Quoted passage >>
- - - - -

To those who point to holiday pay, the limits on the working day (the Working Time Directive), and other positive conditions of employment as arguments for staying in the EU – I would simply point out: statutory holiday entitlement under EU law, 20 days; under UK law, 28. The WTD supposedly ensures no worker can be forced to work more than 48 hours a week (on average). I work in an industry where the 70-hour week is normal. And lawful under the WTD. Because the haulage industry negotiated a ‘derogation’ (exemption) from the WTD until they had come up with a way round it.
The EU makes it unlawful to pay workers of different nationalities different rates of pay (so does UK domestic law, actually). So the construction industry dreamt up the ‘Posted Workers Directive’, which makes it quite legal to do this as long as the employer jumps through certain hoops (creating front companies, using ‘employment agencies’ and sub-contractors etc.). The only effective opposition to this has come from industrial action organized from the rank and file workers of the industry.
The harsh truth is that the EU is wedded to ‘free market’ economics, where profit is god, and workers rights are only tolerated where necessary i.e. where we are strong enough to impose them anyway. To those who argue the EU protects domestic jobs, I would say “Steel? Coal? Shipbuilding? Power generation? The railways? The NHS? Show me one industry where the EU has come down in favour of protecting employment, terms and conditions.”
This is not only true in the UK – the EU’s orders are explicitly destroying job in Greek ports (eg. through forcing the government to put ports up for sale); they forced the Italian government to tear up social employment provisions, and their enthusiastic servant M. Hollande is doing the same in France. The EU does not create, or even protect, jobs; it actively encourages the ‘race to the bottom’. It exists to serve the interests of international capital, not labour.
And this cuts to the heart of the matter: for Marxists, the analysis of society being fundamentally riven by class divides is fundamental. Moreover, the logic of this analysis tells us that the state is not impartial; it is not there to serve the needs of whoever wins an election. It exists to maintain the power of the rich and powerful. Jeremy Corbyn has had a small taste of this already, in the foul press coverage he has received, and the way serving and retired senior officers have dissed his opposition to Trident. It is virtually certain given his activist history that the security services have a file on him.
But the British state is not limited to bad-mouthing lefties, or briefing cabinet ministers; it was intimately involved in the blacklisting of trades unionists in the construction industry. It fitted up Ricky Tomlinson and his fellow construction workers, and fixed the trial to get him imprisoned. It colluded in murder in Northern Ireland, and in the horrific sexual abuse of children in the Kincora children’s home. It aided and abetted the police violence and subsequent cover-up during the great Miners Strike of ’84-’85. It lied about the Guildford 4 and was happy to let innocent people die in jail if it helped their propaganda campaign. It turned a deaf ear to the pain of the relatives of the Hillsborough dead, and helped the police cover up their incompetence.

- - - - -

Source records >>
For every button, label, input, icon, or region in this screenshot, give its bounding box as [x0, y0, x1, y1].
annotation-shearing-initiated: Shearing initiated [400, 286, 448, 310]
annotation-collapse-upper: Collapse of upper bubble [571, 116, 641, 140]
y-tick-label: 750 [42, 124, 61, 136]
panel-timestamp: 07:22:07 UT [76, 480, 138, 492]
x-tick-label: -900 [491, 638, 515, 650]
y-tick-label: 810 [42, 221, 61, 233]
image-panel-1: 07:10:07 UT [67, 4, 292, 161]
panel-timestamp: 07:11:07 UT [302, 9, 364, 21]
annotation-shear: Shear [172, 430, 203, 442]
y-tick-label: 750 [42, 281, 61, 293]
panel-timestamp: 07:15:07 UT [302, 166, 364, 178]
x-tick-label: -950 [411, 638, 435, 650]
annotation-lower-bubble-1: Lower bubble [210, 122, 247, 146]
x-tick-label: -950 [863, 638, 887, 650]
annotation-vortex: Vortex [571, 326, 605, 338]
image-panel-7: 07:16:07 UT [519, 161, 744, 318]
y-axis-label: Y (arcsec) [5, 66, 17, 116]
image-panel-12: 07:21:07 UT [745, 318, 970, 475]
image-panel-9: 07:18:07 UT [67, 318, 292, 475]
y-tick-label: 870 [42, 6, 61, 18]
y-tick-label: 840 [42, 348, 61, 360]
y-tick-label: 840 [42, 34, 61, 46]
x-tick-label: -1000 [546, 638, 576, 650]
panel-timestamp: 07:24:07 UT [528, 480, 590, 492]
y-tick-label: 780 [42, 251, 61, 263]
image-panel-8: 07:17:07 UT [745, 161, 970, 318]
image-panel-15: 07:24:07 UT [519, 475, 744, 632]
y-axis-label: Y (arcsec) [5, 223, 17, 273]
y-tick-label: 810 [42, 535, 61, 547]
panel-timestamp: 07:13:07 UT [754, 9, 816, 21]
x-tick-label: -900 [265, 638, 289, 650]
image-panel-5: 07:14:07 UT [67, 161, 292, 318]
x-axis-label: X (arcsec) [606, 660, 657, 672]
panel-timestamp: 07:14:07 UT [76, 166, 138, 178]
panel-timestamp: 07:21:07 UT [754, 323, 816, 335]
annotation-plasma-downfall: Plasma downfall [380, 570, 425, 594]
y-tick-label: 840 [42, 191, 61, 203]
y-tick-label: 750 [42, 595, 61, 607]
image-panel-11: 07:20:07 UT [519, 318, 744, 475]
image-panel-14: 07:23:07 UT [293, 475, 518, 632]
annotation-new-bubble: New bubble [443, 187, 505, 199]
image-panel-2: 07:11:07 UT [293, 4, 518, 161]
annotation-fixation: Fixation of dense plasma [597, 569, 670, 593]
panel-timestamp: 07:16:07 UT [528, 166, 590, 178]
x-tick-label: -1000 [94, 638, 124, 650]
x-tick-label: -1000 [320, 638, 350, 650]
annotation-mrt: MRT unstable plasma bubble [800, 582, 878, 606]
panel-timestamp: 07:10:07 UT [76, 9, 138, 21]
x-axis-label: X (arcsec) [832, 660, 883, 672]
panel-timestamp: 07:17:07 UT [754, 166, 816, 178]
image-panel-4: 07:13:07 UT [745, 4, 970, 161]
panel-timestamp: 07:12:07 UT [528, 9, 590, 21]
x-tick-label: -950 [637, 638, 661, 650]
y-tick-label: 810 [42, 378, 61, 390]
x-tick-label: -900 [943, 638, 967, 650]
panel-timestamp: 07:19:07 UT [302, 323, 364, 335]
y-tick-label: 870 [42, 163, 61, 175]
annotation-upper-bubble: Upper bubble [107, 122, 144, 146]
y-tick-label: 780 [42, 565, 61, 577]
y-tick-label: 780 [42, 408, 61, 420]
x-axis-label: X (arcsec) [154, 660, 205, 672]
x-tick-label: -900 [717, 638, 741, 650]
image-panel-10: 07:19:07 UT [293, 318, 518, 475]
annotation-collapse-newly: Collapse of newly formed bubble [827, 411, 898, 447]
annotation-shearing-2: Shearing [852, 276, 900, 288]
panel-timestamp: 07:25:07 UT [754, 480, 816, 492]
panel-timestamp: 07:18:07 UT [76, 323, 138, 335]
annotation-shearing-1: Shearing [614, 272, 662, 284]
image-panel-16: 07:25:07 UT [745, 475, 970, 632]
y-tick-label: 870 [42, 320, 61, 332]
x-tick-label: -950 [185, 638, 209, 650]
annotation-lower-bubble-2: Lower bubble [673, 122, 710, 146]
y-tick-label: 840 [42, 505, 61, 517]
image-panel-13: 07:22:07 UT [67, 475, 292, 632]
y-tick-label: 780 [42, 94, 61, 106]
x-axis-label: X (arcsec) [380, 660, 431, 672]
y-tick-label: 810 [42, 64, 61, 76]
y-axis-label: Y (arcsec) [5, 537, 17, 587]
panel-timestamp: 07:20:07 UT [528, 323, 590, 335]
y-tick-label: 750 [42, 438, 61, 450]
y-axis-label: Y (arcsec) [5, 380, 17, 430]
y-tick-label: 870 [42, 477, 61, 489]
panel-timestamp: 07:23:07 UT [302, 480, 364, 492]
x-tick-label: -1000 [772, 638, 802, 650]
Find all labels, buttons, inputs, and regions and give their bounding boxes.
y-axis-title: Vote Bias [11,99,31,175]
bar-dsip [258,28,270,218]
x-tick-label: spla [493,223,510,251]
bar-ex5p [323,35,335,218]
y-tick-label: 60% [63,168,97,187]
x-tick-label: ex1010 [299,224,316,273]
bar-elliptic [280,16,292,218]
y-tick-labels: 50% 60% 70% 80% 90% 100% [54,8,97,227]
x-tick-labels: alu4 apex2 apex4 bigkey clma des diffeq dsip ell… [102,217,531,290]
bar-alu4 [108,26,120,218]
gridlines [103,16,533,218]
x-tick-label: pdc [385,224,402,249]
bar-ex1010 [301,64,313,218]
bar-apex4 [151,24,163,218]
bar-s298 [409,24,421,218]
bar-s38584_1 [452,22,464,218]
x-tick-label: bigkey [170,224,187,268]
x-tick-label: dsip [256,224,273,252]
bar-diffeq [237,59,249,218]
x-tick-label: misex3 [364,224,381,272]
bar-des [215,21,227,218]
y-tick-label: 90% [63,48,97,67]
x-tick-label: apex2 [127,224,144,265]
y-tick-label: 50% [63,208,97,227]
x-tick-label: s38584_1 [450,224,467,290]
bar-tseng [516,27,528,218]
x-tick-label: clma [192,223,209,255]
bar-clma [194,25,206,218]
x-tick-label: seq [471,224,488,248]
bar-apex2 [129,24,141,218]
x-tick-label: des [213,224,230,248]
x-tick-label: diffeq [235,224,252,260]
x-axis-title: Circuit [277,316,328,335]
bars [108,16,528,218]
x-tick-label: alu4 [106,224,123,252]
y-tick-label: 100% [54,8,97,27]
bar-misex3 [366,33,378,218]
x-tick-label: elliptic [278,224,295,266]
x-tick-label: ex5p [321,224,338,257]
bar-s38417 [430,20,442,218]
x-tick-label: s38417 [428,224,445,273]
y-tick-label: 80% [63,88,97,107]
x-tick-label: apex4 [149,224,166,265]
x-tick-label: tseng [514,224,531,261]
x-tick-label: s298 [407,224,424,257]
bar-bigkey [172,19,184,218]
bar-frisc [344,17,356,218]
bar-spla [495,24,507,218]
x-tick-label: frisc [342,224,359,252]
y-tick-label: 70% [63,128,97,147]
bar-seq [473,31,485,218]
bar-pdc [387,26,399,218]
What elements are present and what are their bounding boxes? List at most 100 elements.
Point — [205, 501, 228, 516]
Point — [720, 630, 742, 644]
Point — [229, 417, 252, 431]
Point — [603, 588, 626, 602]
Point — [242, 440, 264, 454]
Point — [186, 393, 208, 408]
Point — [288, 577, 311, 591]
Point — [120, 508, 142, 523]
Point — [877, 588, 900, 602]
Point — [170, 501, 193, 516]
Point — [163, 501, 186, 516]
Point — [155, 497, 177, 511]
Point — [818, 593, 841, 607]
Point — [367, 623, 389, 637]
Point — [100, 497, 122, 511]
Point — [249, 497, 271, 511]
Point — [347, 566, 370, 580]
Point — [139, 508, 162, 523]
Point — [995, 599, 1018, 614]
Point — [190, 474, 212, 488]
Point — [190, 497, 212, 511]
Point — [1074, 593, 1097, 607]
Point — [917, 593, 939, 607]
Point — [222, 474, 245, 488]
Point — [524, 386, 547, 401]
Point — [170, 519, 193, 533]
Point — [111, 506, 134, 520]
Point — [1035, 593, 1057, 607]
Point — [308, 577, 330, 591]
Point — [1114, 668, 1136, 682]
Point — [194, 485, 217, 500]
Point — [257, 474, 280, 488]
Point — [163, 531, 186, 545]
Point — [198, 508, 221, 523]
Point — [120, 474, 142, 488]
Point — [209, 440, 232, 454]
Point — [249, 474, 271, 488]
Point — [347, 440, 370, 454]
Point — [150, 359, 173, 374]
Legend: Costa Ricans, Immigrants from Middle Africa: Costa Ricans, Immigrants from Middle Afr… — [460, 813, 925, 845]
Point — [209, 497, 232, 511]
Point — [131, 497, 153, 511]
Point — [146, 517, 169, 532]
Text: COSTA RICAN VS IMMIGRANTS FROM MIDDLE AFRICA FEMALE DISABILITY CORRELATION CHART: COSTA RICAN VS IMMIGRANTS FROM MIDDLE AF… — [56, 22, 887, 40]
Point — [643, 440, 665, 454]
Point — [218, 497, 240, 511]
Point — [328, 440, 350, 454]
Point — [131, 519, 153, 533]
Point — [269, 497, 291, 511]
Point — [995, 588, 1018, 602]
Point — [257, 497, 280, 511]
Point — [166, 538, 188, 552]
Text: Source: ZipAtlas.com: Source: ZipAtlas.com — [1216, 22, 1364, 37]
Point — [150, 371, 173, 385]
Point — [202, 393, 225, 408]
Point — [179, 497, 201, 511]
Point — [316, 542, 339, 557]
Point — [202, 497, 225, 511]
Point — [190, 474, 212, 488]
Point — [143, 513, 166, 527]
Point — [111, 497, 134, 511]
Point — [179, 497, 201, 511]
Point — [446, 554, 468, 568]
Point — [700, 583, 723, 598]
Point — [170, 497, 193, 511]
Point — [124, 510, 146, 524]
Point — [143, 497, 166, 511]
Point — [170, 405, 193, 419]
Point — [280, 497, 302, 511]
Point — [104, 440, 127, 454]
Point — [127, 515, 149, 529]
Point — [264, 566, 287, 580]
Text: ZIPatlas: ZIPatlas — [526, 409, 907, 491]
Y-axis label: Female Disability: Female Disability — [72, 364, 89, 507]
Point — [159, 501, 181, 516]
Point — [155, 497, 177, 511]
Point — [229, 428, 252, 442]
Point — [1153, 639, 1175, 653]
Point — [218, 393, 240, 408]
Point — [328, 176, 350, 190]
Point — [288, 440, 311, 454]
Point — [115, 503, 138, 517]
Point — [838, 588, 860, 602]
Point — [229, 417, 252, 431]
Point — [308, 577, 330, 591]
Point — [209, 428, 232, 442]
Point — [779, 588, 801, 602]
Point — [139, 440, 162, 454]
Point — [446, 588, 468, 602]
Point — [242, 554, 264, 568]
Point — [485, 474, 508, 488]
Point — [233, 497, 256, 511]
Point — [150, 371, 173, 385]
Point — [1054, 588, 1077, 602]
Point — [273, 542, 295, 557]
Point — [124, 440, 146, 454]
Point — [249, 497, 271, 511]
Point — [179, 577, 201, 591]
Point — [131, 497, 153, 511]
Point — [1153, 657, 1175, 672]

- - - - -

Work to do >> Reproduce the passage on the EU and workers' rights starting at "The EU makes" and ending at "of the industry.", changing "construction industry" to "building trade".

Response to this task >>
The EU makes it unlawful to pay workers of different nationalities different rates of pay (so does UK domestic law, actually). So the building trade dreamt up the ‘Posted Workers Directive’, which makes it quite legal to do this as long as the employer jumps through certain hoops (creating front companies, using ‘employment agencies’ and sub-contractors etc.). The only effective opposition to this has come from industrial action organized from the rank and file workers of the industry.